**PROBLEM DETAILS**
Where a line below holds the string "weight", copy that line.

[Data extracted from a collection]
________

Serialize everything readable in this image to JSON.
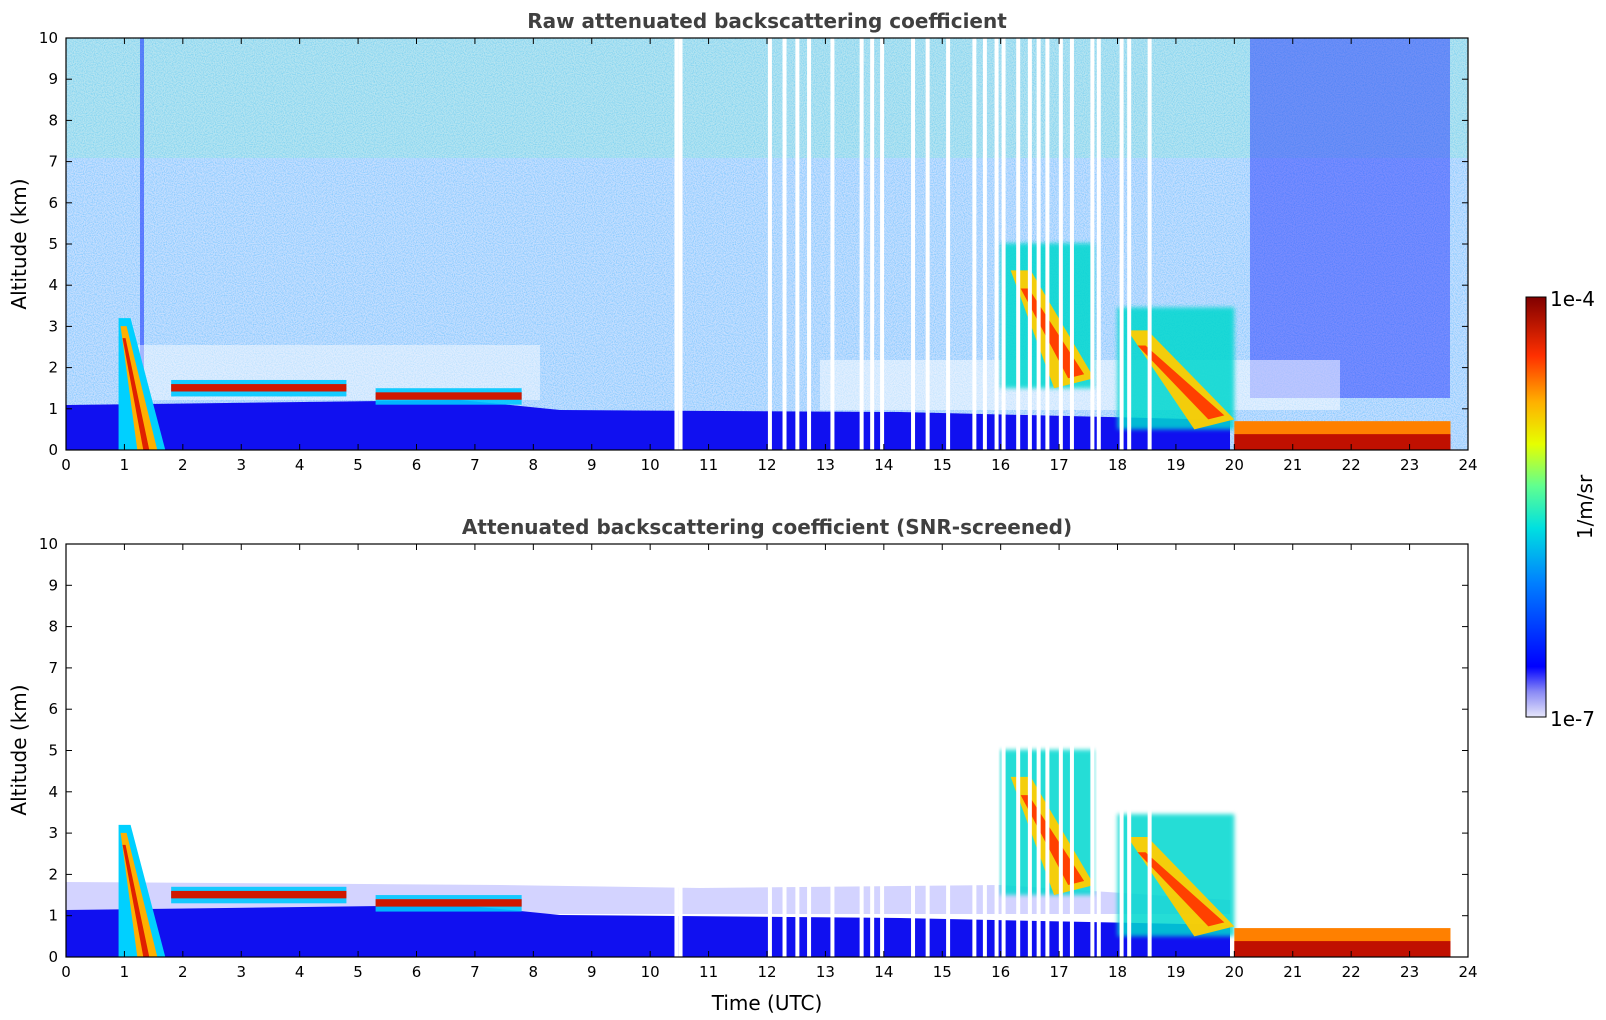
{
  "figure": {
    "panels": [
      {
        "title": "Raw attenuated backscattering coefficient",
        "ylabel": "Altitude (km)",
        "xlabel": ""
      },
      {
        "title": "Attenuated backscattering coefficient (SNR-screened)",
        "ylabel": "Altitude (km)",
        "xlabel": "Time (UTC)"
      }
    ],
    "colorbar": {
      "label": "1/m/sr",
      "max_label": "1e-4",
      "min_label": "1e-7"
    }
  },
  "chart_data": {
    "type": "heatmap",
    "panels": 2,
    "x": {
      "label": "Time (UTC)",
      "range": [
        0,
        24
      ],
      "ticks": [
        0,
        1,
        2,
        3,
        4,
        5,
        6,
        7,
        8,
        9,
        10,
        11,
        12,
        13,
        14,
        15,
        16,
        17,
        18,
        19,
        20,
        21,
        22,
        23,
        24
      ]
    },
    "y": {
      "label": "Altitude (km)",
      "range": [
        0,
        10
      ],
      "ticks": [
        0,
        1,
        2,
        3,
        4,
        5,
        6,
        7,
        8,
        9,
        10
      ]
    },
    "color_scale": {
      "label": "1/m/sr",
      "min": 1e-07,
      "max": 0.0001,
      "log": true,
      "colormap": "jet"
    },
    "data_gaps_utc": [
      10.45,
      10.52,
      12.05,
      12.3,
      12.52,
      12.72,
      13.12,
      13.62,
      13.8,
      13.97,
      14.5,
      14.75,
      15.1,
      15.55,
      15.73,
      15.93,
      16.05,
      16.3,
      16.5,
      16.65,
      16.8,
      17.03,
      17.22,
      17.57,
      17.68,
      18.07,
      18.2,
      18.55
    ],
    "features": [
      {
        "type": "aerosol plume",
        "time_range": [
          0.9,
          1.7
        ],
        "altitude_range": [
          0,
          3.2
        ]
      },
      {
        "type": "boundary layer top",
        "time_range": [
          1.8,
          4.8
        ],
        "altitude_km": 1.5
      },
      {
        "type": "boundary layer top",
        "time_range": [
          5.3,
          7.8
        ],
        "altitude_km": 1.3
      },
      {
        "type": "elevated layers",
        "time_range": [
          16.0,
          17.6
        ],
        "altitude_range": [
          1.5,
          5.9
        ]
      },
      {
        "type": "elevated layers",
        "time_range": [
          18.0,
          20.0
        ],
        "altitude_range": [
          0.5,
          4.2
        ]
      },
      {
        "type": "strong near-surface layer",
        "time_range": [
          20.0,
          23.7
        ],
        "altitude_range": [
          0,
          0.7
        ]
      }
    ]
  }
}
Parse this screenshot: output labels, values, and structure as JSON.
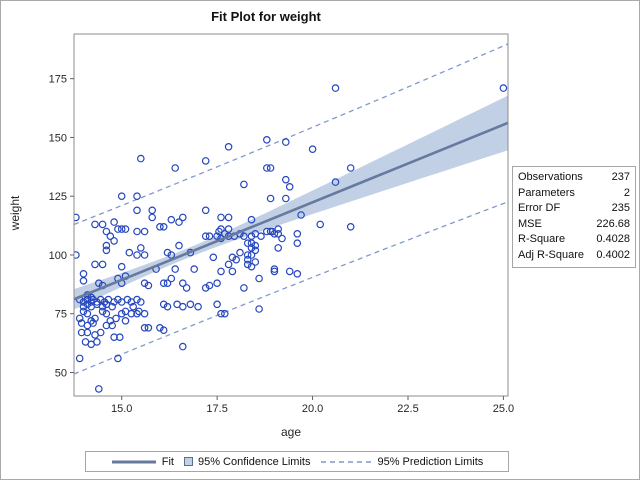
{
  "title": "Fit Plot for weight",
  "stats_table": {
    "rows": [
      {
        "label": "Observations",
        "value": "237"
      },
      {
        "label": "Parameters",
        "value": "2"
      },
      {
        "label": "Error DF",
        "value": "235"
      },
      {
        "label": "MSE",
        "value": "226.68"
      },
      {
        "label": "R-Square",
        "value": "0.4028"
      },
      {
        "label": "Adj R-Square",
        "value": "0.4002"
      }
    ]
  },
  "legend": {
    "fit_label": "Fit",
    "ci_label": "95% Confidence Limits",
    "pi_label": "95% Prediction Limits"
  },
  "colors": {
    "marker": "#2546be",
    "fit_line": "#66799e",
    "ci_fill": "#c2d0e6",
    "ci_swatch_border": "#5a6d94",
    "pi_line": "#8099cc",
    "plot_border": "#8e8e8e",
    "tick": "#616161",
    "tick_text": "#262626"
  },
  "chart_data": {
    "type": "scatter",
    "title": "Fit Plot for weight",
    "xlabel": "age",
    "ylabel": "weight",
    "x_ticks": [
      15.0,
      17.5,
      20.0,
      22.5,
      25.0
    ],
    "x_tick_labels": [
      "15.0",
      "17.5",
      "20.0",
      "22.5",
      "25.0"
    ],
    "y_ticks": [
      50,
      75,
      100,
      125,
      150,
      175
    ],
    "y_tick_labels": [
      "50",
      "75",
      "100",
      "125",
      "150",
      "175"
    ],
    "xlim": [
      13.75,
      25.12
    ],
    "ylim": [
      40,
      194
    ],
    "grid": false,
    "legend_position": "bottom",
    "fit_model": {
      "intercept": -9.6,
      "slope": 6.6,
      "t_times_s": 31.5,
      "n": 237,
      "mean_x": 16.6,
      "sxx": 550
    },
    "points": [
      [
        13.9,
        81
      ],
      [
        14.0,
        80
      ],
      [
        14.1,
        81
      ],
      [
        14.2,
        80
      ],
      [
        14.25,
        81
      ],
      [
        14.35,
        80
      ],
      [
        14.45,
        81
      ],
      [
        14.55,
        80
      ],
      [
        14.65,
        81
      ],
      [
        14.8,
        80
      ],
      [
        14.9,
        81
      ],
      [
        15.0,
        80
      ],
      [
        15.15,
        81
      ],
      [
        15.25,
        80
      ],
      [
        15.4,
        81
      ],
      [
        15.5,
        80
      ],
      [
        14.0,
        78
      ],
      [
        14.1,
        79
      ],
      [
        14.2,
        78
      ],
      [
        14.35,
        79
      ],
      [
        14.5,
        78
      ],
      [
        14.6,
        79
      ],
      [
        14.75,
        78
      ],
      [
        15.3,
        78
      ],
      [
        15.45,
        76
      ],
      [
        15.6,
        75
      ],
      [
        16.1,
        79
      ],
      [
        16.2,
        78
      ],
      [
        16.45,
        79
      ],
      [
        16.6,
        78
      ],
      [
        16.8,
        79
      ],
      [
        17.0,
        78
      ],
      [
        17.5,
        79
      ],
      [
        14.0,
        76
      ],
      [
        14.1,
        75
      ],
      [
        14.5,
        76
      ],
      [
        14.6,
        75
      ],
      [
        15.0,
        75
      ],
      [
        15.1,
        76
      ],
      [
        15.25,
        75
      ],
      [
        15.4,
        75
      ],
      [
        13.9,
        73
      ],
      [
        14.2,
        72
      ],
      [
        14.3,
        73
      ],
      [
        14.7,
        72
      ],
      [
        14.85,
        73
      ],
      [
        15.1,
        72
      ],
      [
        13.95,
        71
      ],
      [
        14.1,
        70
      ],
      [
        14.25,
        71
      ],
      [
        14.6,
        70
      ],
      [
        14.75,
        70
      ],
      [
        13.95,
        67
      ],
      [
        14.1,
        67
      ],
      [
        14.3,
        66
      ],
      [
        14.45,
        67
      ],
      [
        14.8,
        65
      ],
      [
        14.95,
        65
      ],
      [
        14.05,
        63
      ],
      [
        14.2,
        62
      ],
      [
        14.35,
        63
      ],
      [
        15.6,
        69
      ],
      [
        15.7,
        69
      ],
      [
        16.0,
        69
      ],
      [
        16.1,
        68
      ],
      [
        16.6,
        61
      ],
      [
        17.6,
        75
      ],
      [
        17.7,
        75
      ],
      [
        18.6,
        77
      ],
      [
        13.9,
        56
      ],
      [
        14.9,
        56
      ],
      [
        14.4,
        43
      ],
      [
        14.1,
        83
      ],
      [
        14.2,
        82
      ],
      [
        14.0,
        92
      ],
      [
        14.0,
        89
      ],
      [
        14.4,
        88
      ],
      [
        14.5,
        87
      ],
      [
        14.9,
        90
      ],
      [
        15.0,
        88
      ],
      [
        15.1,
        91
      ],
      [
        15.6,
        88
      ],
      [
        15.7,
        87
      ],
      [
        16.1,
        88
      ],
      [
        16.2,
        88
      ],
      [
        16.3,
        90
      ],
      [
        16.6,
        88
      ],
      [
        16.7,
        86
      ],
      [
        17.2,
        86
      ],
      [
        17.3,
        87
      ],
      [
        17.5,
        88
      ],
      [
        14.3,
        96
      ],
      [
        14.5,
        96
      ],
      [
        15.0,
        95
      ],
      [
        15.9,
        94
      ],
      [
        16.4,
        94
      ],
      [
        16.9,
        94
      ],
      [
        17.4,
        99
      ],
      [
        14.6,
        104
      ],
      [
        14.6,
        102
      ],
      [
        15.2,
        101
      ],
      [
        15.4,
        100
      ],
      [
        15.6,
        100
      ],
      [
        15.5,
        103
      ],
      [
        16.2,
        101
      ],
      [
        16.3,
        100
      ],
      [
        16.5,
        104
      ],
      [
        16.8,
        101
      ],
      [
        17.9,
        99
      ],
      [
        18.0,
        98
      ],
      [
        18.3,
        98
      ],
      [
        18.5,
        97
      ],
      [
        17.8,
        96
      ],
      [
        18.1,
        101
      ],
      [
        18.3,
        100
      ],
      [
        18.4,
        100
      ],
      [
        18.4,
        103
      ],
      [
        18.5,
        102
      ],
      [
        19.0,
        94
      ],
      [
        19.4,
        93
      ],
      [
        17.6,
        93
      ],
      [
        17.9,
        93
      ],
      [
        18.3,
        96
      ],
      [
        18.4,
        95
      ],
      [
        19.0,
        93
      ],
      [
        19.6,
        92
      ],
      [
        18.6,
        90
      ],
      [
        18.2,
        86
      ],
      [
        18.3,
        105
      ],
      [
        18.4,
        105
      ],
      [
        18.5,
        104
      ],
      [
        19.1,
        103
      ],
      [
        19.2,
        107
      ],
      [
        19.6,
        105
      ],
      [
        14.3,
        113
      ],
      [
        14.5,
        113
      ],
      [
        14.8,
        114
      ],
      [
        14.9,
        111
      ],
      [
        15.0,
        111
      ],
      [
        15.1,
        111
      ],
      [
        14.6,
        110
      ],
      [
        14.7,
        108
      ],
      [
        14.8,
        106
      ],
      [
        15.4,
        110
      ],
      [
        15.6,
        110
      ],
      [
        16.0,
        112
      ],
      [
        16.1,
        112
      ],
      [
        16.3,
        115
      ],
      [
        16.5,
        114
      ],
      [
        16.6,
        116
      ],
      [
        17.2,
        108
      ],
      [
        17.3,
        108
      ],
      [
        17.5,
        108
      ],
      [
        17.6,
        107
      ],
      [
        17.55,
        110
      ],
      [
        17.7,
        109
      ],
      [
        17.8,
        108
      ],
      [
        17.95,
        108
      ],
      [
        18.1,
        109
      ],
      [
        18.2,
        108
      ],
      [
        18.4,
        108
      ],
      [
        18.5,
        109
      ],
      [
        18.65,
        108
      ],
      [
        18.8,
        110
      ],
      [
        18.95,
        110
      ],
      [
        19.1,
        111
      ],
      [
        18.9,
        110
      ],
      [
        19.0,
        109
      ],
      [
        19.1,
        109
      ],
      [
        19.6,
        109
      ],
      [
        20.2,
        113
      ],
      [
        21.0,
        112
      ],
      [
        17.6,
        111
      ],
      [
        17.8,
        111
      ],
      [
        17.6,
        116
      ],
      [
        17.8,
        116
      ],
      [
        18.4,
        115
      ],
      [
        19.7,
        117
      ],
      [
        13.8,
        116
      ],
      [
        13.8,
        100
      ],
      [
        15.0,
        125
      ],
      [
        15.4,
        125
      ],
      [
        15.4,
        119
      ],
      [
        15.8,
        119
      ],
      [
        17.2,
        119
      ],
      [
        15.8,
        116
      ],
      [
        18.2,
        130
      ],
      [
        18.9,
        124
      ],
      [
        19.3,
        124
      ],
      [
        19.4,
        129
      ],
      [
        19.3,
        132
      ],
      [
        20.6,
        131
      ],
      [
        15.5,
        141
      ],
      [
        16.4,
        137
      ],
      [
        17.2,
        140
      ],
      [
        17.8,
        146
      ],
      [
        18.8,
        149
      ],
      [
        19.3,
        148
      ],
      [
        20.0,
        145
      ],
      [
        18.8,
        137
      ],
      [
        18.9,
        137
      ],
      [
        21.0,
        137
      ],
      [
        20.6,
        171
      ],
      [
        25.0,
        171
      ]
    ]
  }
}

________

**TASK OUTPUT**
  "title": "Fit Plot for weight",
    "title": "Fit Plot for weight",
    "ylabel": "weight",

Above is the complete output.